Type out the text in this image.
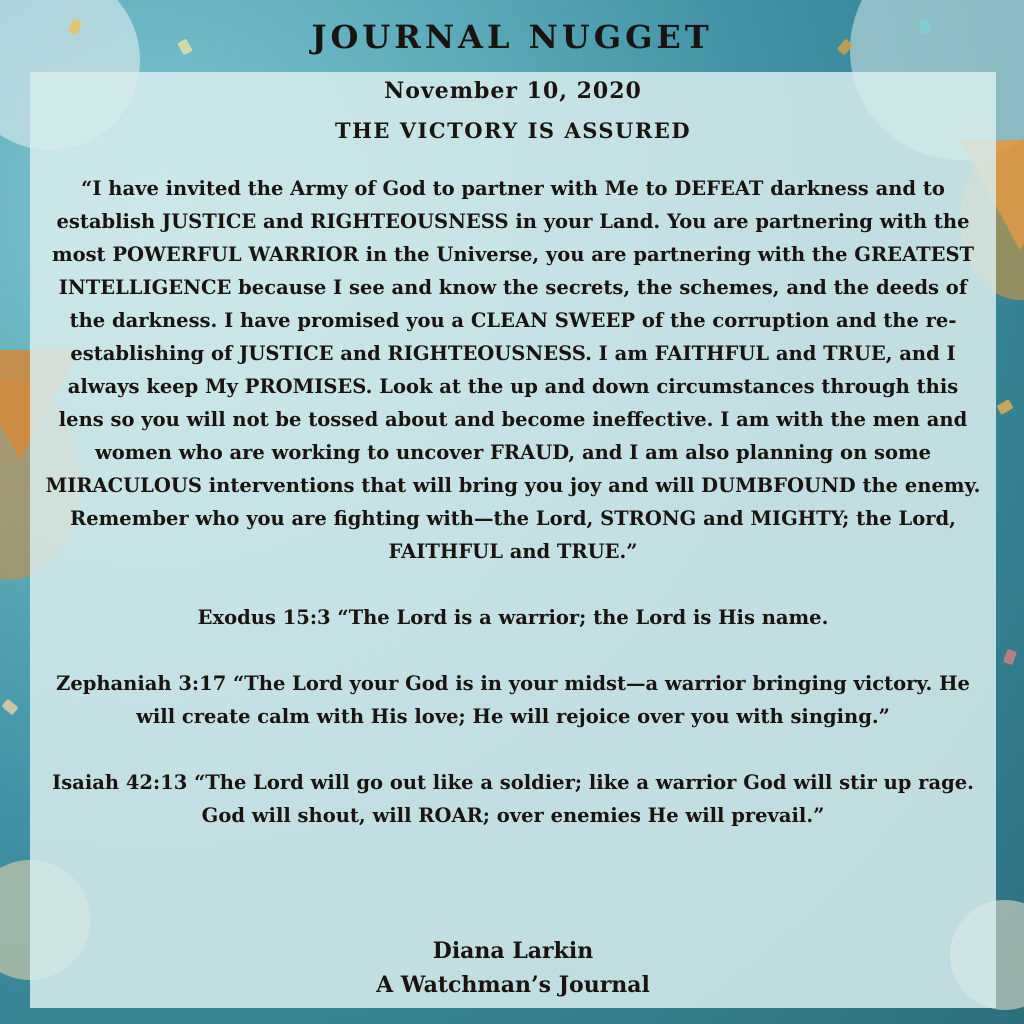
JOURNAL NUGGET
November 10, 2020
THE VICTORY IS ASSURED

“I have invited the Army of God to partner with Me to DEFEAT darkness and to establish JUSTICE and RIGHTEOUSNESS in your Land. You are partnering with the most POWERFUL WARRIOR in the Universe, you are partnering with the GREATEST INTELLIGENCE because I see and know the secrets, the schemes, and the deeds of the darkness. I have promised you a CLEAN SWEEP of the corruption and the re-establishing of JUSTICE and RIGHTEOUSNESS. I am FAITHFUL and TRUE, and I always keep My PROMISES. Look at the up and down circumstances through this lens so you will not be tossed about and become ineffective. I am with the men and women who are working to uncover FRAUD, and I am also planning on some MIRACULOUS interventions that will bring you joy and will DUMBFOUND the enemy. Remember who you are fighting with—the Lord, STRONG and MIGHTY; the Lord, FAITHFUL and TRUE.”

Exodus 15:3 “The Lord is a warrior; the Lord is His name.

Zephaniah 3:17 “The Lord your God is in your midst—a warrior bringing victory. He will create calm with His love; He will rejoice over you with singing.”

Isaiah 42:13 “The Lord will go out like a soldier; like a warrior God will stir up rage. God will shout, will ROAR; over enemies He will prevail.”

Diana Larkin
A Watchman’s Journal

...

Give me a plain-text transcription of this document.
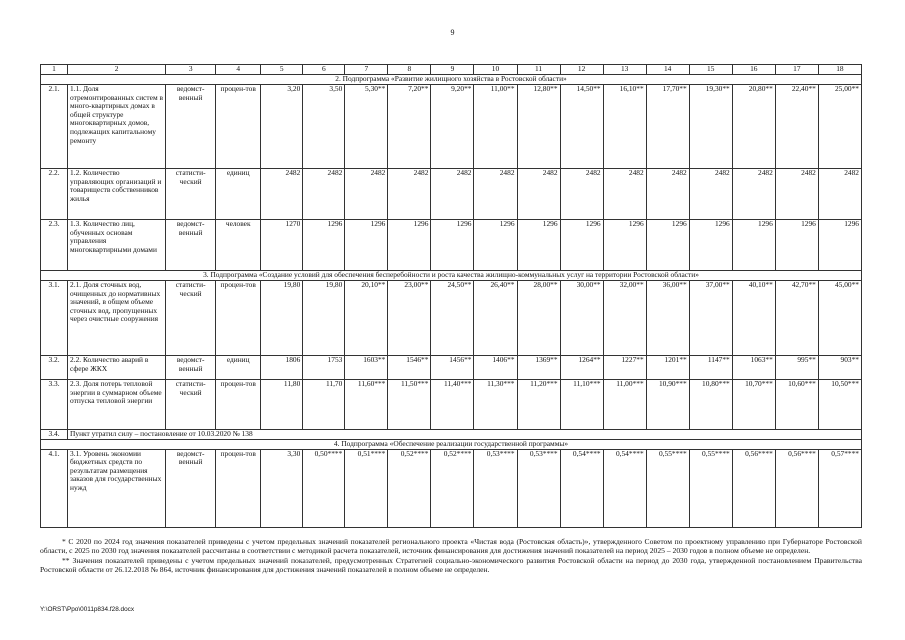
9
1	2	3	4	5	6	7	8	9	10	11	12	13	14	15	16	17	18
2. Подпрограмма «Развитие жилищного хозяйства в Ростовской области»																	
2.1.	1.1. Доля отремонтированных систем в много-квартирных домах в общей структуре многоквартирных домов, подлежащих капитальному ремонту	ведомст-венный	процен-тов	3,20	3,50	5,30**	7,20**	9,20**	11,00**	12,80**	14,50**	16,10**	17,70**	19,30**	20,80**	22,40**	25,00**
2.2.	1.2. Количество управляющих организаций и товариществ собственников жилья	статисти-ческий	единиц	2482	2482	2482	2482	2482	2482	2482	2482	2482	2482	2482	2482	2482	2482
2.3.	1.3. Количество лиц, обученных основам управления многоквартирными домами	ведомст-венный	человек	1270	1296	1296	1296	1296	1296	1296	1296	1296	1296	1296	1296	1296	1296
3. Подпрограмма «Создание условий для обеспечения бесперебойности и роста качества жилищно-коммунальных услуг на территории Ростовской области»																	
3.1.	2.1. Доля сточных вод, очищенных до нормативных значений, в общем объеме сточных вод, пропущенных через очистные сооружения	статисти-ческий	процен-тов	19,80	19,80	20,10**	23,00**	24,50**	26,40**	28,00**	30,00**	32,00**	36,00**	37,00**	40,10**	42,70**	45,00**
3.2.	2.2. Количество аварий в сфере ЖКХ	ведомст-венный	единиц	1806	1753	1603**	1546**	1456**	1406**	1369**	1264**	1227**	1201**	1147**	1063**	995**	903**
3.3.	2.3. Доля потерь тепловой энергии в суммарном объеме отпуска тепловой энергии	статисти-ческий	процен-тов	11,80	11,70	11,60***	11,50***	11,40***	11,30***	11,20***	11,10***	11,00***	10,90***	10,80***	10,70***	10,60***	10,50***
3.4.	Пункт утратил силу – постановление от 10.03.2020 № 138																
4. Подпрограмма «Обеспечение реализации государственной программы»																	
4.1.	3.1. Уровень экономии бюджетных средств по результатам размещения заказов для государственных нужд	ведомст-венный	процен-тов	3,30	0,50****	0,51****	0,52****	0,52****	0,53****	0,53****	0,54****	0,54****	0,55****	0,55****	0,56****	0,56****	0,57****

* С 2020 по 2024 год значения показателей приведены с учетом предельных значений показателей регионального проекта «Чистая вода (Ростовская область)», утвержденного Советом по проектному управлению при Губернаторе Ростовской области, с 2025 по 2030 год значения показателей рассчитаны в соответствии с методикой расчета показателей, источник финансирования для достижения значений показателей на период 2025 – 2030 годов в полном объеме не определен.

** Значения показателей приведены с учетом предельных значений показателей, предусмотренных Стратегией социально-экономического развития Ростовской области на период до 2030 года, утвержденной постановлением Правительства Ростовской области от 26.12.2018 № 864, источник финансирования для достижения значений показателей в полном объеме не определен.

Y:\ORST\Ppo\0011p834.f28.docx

* * *

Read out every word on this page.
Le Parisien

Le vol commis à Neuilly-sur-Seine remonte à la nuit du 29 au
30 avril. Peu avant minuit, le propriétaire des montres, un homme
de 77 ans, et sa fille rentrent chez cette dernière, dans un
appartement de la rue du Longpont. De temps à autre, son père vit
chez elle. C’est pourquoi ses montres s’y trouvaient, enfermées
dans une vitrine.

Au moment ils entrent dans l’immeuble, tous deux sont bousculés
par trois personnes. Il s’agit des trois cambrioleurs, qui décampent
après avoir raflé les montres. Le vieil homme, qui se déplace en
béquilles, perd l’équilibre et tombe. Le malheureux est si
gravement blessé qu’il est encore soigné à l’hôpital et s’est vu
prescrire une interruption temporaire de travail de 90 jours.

| Task description |
Looking at the data above, show all lines where the word "период" occurs.

| Task result |
* С 2020 по 2024 год значения показателей приведены с учетом предельных значений показателей регионального проекта «Чистая вода (Ростовская область)», утвержденного Советом по проектному управлению при Губернаторе Ростовской области, с 2025 по 2030 год значения показателей рассчитаны в соответствии с методикой расчета показателей, источник финансирования для достижения значений показателей на период 2025 – 2030 годов в полном объеме не определен.
** Значения показателей приведены с учетом предельных значений показателей, предусмотренных Стратегией социально-экономического развития Ростовской области на период до 2030 года, утвержденной постановлением Правительства Ростовской области от 26.12.2018 № 864, источник финансирования для достижения значений показателей в полном объеме не определен.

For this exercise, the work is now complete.